• YOUR OBJECTIVE: Track down every line below that holds "induces" and copy it.

• MATERIAL PROVIDED:
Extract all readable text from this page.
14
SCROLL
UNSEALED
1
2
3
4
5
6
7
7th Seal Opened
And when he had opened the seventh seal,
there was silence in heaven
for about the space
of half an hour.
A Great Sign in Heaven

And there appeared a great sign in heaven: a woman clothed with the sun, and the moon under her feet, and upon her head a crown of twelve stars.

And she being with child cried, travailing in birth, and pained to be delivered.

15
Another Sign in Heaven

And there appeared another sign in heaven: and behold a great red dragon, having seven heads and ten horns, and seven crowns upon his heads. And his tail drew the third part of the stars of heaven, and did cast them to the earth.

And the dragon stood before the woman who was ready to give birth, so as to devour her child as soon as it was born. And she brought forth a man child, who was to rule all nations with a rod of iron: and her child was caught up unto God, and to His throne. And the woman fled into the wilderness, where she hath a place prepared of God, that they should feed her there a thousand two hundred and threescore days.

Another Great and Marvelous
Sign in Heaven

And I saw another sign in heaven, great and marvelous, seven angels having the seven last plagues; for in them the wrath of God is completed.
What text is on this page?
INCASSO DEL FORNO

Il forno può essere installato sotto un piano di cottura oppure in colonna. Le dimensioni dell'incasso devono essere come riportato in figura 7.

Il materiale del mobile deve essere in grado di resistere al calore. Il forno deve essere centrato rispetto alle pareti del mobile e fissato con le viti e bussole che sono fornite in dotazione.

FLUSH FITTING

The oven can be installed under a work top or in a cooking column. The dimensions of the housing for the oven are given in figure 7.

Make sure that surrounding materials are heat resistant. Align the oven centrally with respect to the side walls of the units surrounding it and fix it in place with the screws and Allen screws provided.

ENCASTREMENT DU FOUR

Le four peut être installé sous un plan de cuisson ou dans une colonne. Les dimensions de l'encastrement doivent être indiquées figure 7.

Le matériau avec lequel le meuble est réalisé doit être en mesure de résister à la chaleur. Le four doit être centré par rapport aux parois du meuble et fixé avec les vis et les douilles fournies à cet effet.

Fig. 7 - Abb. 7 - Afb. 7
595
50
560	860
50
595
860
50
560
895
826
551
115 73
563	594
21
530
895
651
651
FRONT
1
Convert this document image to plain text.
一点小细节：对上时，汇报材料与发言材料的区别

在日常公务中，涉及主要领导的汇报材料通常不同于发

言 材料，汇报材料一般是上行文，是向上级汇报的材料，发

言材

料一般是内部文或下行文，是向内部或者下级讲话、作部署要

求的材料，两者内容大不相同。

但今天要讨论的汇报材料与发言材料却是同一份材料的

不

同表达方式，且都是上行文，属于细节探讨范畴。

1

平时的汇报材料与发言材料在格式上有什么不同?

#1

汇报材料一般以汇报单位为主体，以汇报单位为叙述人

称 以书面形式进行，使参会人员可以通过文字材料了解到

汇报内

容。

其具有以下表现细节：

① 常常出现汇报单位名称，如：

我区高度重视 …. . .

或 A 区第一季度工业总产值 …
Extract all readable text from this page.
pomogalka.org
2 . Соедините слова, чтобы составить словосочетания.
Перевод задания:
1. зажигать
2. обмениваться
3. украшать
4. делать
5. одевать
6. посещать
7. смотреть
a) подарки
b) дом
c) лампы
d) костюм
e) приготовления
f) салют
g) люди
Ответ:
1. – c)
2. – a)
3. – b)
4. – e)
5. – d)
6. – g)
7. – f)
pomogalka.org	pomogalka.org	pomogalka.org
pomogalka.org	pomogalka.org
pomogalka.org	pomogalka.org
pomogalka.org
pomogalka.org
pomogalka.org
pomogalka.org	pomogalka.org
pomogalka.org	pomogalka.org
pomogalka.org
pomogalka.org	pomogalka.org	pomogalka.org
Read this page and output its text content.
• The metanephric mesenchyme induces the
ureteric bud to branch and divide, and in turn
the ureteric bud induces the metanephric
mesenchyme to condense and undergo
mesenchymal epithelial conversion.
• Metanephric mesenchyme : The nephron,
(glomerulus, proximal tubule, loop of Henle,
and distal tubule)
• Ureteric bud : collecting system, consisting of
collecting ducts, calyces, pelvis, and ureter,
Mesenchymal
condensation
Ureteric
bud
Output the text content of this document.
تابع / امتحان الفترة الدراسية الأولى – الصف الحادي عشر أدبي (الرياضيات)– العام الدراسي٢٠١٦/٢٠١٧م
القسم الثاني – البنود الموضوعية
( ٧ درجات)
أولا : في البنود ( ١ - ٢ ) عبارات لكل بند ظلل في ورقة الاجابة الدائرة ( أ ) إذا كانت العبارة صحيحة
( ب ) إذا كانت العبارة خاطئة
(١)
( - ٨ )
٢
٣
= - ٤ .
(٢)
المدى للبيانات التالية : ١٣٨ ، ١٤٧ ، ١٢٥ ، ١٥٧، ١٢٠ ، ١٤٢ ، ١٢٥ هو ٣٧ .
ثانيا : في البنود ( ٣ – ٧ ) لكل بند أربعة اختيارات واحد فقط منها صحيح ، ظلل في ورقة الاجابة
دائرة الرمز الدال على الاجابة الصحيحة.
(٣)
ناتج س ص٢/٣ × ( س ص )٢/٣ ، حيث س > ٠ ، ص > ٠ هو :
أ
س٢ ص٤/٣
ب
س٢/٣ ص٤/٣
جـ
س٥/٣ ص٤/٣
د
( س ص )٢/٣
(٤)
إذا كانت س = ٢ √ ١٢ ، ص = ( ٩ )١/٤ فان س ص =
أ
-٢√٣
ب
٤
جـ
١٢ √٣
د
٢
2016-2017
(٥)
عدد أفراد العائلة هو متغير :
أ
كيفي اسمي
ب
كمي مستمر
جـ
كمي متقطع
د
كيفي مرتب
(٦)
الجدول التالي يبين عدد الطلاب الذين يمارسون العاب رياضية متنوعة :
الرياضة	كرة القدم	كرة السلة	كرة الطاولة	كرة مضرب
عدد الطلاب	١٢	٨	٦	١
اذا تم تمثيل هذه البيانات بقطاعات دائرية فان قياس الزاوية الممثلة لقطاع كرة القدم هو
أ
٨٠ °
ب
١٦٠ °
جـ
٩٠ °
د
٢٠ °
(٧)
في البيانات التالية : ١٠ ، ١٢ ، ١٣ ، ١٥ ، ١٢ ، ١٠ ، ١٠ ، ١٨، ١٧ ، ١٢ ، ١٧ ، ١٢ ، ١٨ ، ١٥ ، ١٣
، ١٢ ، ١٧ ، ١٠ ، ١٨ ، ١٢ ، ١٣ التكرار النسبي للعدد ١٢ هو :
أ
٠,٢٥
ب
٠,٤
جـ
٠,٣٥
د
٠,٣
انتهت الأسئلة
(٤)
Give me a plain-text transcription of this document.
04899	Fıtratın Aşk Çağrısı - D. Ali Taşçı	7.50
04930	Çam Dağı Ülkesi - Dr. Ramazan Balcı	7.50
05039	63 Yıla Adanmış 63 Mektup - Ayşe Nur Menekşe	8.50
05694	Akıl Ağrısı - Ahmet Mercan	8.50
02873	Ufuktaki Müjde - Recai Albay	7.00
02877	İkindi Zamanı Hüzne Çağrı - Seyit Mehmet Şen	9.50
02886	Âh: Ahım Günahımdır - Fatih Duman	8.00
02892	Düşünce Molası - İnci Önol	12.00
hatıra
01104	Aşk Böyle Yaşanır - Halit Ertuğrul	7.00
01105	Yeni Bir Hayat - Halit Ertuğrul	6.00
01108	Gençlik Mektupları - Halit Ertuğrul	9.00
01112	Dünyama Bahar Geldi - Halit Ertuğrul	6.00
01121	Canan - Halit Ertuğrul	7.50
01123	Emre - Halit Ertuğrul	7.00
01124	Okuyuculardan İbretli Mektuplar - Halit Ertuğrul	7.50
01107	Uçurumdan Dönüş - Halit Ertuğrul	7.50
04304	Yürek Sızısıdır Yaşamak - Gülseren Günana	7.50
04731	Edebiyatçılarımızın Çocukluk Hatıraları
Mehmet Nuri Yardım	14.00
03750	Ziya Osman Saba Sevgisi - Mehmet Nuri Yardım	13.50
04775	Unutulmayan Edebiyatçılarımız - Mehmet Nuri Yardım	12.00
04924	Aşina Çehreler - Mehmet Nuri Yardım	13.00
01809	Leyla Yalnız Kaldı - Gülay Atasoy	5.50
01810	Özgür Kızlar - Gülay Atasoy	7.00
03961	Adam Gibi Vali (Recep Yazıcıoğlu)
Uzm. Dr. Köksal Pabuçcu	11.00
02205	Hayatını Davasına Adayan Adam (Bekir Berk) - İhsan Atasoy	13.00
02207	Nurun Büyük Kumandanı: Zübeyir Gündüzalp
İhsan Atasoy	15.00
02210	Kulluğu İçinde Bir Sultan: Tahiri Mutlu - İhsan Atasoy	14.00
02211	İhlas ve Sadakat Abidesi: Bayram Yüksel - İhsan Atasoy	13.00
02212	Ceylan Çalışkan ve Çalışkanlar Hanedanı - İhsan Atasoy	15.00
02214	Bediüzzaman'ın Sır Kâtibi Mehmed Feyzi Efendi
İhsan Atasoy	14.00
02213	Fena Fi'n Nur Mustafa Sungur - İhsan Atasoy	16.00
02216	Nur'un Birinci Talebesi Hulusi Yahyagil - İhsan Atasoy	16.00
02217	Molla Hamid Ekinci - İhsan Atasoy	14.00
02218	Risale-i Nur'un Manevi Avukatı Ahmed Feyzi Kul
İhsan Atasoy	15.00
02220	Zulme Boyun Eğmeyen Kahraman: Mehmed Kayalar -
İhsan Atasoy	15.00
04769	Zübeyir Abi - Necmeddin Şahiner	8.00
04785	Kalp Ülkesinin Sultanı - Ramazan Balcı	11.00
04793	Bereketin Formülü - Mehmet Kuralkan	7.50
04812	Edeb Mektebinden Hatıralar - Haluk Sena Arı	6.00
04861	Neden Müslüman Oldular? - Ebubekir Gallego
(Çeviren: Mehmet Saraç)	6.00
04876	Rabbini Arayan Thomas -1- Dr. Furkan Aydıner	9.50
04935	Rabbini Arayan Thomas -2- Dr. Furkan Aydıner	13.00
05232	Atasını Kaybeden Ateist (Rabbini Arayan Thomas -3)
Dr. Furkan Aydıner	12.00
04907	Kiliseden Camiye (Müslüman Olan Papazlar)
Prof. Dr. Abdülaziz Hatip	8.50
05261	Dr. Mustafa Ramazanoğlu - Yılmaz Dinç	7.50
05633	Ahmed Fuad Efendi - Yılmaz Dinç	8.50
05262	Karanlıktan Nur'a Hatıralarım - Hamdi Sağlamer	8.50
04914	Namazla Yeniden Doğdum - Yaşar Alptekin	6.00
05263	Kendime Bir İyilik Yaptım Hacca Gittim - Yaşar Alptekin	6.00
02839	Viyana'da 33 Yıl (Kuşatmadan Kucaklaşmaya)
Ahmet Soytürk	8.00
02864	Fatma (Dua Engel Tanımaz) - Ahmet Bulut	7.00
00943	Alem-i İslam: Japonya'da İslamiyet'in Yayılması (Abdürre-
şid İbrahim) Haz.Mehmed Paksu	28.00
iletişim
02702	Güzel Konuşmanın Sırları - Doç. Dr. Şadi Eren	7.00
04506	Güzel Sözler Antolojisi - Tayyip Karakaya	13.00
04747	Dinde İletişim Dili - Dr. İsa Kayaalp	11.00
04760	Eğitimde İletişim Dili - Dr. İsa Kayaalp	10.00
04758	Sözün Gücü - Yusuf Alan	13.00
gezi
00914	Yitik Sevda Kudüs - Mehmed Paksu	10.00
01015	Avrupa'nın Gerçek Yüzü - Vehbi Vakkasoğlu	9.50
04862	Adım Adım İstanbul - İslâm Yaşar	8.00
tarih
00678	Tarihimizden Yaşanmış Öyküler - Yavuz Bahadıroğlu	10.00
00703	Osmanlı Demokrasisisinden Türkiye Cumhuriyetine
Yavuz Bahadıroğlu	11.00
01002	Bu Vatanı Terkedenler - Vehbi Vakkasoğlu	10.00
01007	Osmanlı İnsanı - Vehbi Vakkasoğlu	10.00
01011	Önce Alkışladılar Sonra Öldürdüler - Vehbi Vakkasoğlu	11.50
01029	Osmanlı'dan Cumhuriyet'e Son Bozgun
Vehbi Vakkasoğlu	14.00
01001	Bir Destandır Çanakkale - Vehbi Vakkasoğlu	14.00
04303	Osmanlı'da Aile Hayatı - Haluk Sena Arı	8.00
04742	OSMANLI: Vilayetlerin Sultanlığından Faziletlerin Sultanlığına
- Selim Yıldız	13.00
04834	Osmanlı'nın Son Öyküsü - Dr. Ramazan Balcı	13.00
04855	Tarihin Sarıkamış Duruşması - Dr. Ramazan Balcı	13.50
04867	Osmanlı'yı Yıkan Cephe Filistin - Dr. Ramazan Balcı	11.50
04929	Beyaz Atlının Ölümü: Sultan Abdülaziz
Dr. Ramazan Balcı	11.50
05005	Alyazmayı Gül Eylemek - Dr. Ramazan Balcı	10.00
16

• TASK RESPONSE:
• The metanephric mesenchyme induces the
the ureteric bud induces the metanephric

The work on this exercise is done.